→ **WHAT THIS TASK INVOLVES**
From the entries below, gather each line containing the word "齐鲁晚报".

→ **SUPPLIED RECORDS**
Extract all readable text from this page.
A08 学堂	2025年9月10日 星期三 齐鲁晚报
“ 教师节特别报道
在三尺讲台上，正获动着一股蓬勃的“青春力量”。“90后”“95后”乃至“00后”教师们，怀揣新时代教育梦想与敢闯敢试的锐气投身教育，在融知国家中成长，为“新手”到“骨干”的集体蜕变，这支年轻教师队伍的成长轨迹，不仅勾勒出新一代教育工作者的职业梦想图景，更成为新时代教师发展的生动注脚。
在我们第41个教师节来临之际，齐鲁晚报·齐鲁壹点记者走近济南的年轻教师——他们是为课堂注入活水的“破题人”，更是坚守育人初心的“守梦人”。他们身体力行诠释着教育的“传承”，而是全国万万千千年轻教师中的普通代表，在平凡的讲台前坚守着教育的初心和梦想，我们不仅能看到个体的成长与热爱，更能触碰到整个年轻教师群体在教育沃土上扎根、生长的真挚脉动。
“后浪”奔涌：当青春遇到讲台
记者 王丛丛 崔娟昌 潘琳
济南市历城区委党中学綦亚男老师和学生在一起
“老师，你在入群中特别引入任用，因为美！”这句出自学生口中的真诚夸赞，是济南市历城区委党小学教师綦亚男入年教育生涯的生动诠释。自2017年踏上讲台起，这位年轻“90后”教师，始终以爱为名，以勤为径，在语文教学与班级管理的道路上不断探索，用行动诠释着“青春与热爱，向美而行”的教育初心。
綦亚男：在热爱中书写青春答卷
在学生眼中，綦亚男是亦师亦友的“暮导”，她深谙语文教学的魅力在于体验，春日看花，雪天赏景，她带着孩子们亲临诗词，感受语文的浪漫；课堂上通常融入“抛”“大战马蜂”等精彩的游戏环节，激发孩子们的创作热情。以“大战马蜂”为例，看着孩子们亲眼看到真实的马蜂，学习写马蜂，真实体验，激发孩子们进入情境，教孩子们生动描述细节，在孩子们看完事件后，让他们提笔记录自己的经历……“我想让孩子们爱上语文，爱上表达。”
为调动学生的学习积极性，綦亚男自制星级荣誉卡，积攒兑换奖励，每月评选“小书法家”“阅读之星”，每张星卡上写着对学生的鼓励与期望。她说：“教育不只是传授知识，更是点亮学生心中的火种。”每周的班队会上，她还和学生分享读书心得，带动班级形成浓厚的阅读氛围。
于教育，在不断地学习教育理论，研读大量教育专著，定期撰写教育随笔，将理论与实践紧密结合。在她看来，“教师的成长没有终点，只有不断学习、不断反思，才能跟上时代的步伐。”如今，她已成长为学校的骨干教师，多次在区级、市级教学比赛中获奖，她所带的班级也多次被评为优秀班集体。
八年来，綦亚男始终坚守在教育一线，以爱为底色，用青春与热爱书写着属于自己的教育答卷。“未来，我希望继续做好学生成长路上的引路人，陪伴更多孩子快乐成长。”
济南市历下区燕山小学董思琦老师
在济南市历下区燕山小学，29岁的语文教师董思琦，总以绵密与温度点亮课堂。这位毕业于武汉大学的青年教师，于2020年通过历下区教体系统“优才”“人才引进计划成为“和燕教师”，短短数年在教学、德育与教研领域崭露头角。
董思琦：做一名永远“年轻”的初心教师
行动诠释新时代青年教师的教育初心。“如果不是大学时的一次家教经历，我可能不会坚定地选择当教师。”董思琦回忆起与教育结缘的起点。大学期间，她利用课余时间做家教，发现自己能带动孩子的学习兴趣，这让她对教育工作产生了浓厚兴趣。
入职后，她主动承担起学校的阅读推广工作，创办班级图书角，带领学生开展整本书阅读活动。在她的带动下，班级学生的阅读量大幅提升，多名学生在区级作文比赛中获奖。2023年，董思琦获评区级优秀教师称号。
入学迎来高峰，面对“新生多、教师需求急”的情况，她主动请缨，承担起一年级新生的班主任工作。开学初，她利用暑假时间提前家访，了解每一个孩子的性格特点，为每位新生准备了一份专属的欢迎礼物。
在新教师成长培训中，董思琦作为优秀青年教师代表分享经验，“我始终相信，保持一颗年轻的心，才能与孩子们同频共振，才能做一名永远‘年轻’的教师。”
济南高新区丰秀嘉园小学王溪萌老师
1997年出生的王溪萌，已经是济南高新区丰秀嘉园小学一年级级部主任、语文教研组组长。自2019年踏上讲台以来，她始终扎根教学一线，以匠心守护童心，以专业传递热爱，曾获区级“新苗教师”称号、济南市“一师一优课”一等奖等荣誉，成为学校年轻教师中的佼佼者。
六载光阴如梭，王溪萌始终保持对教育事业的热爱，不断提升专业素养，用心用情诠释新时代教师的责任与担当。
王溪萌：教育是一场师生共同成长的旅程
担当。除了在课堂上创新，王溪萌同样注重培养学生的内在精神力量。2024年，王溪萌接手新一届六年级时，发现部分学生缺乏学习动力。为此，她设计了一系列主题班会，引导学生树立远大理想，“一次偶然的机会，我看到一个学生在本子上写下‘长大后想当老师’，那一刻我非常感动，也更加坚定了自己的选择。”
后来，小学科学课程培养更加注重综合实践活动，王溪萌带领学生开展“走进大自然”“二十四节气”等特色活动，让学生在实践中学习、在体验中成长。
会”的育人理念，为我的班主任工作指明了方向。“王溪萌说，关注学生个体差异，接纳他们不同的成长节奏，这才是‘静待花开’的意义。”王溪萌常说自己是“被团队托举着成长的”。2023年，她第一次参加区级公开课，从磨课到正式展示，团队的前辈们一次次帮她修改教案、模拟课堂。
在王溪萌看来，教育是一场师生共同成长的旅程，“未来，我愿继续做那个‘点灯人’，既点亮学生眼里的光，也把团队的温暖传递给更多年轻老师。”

→ **EXERCISE ANSWER**
A08 学堂	2025年9月10日 星期三 齐鲁晚报
在我们第41个教师节来临之际，齐鲁晚报·齐鲁壹点记者走近济南的年轻教师——他们是为课堂注入活水的“破题人”，更是坚守育人初心的“守梦人”。他们身体力行诠释着教育的“传承”，而是全国万万千千年轻教师中的普通代表，在平凡的讲台前坚守着教育的初心和梦想，我们不仅能看到个体的成长与热爱，更能触碰到整个年轻教师群体在教育沃土上扎根、生长的真挚脉动。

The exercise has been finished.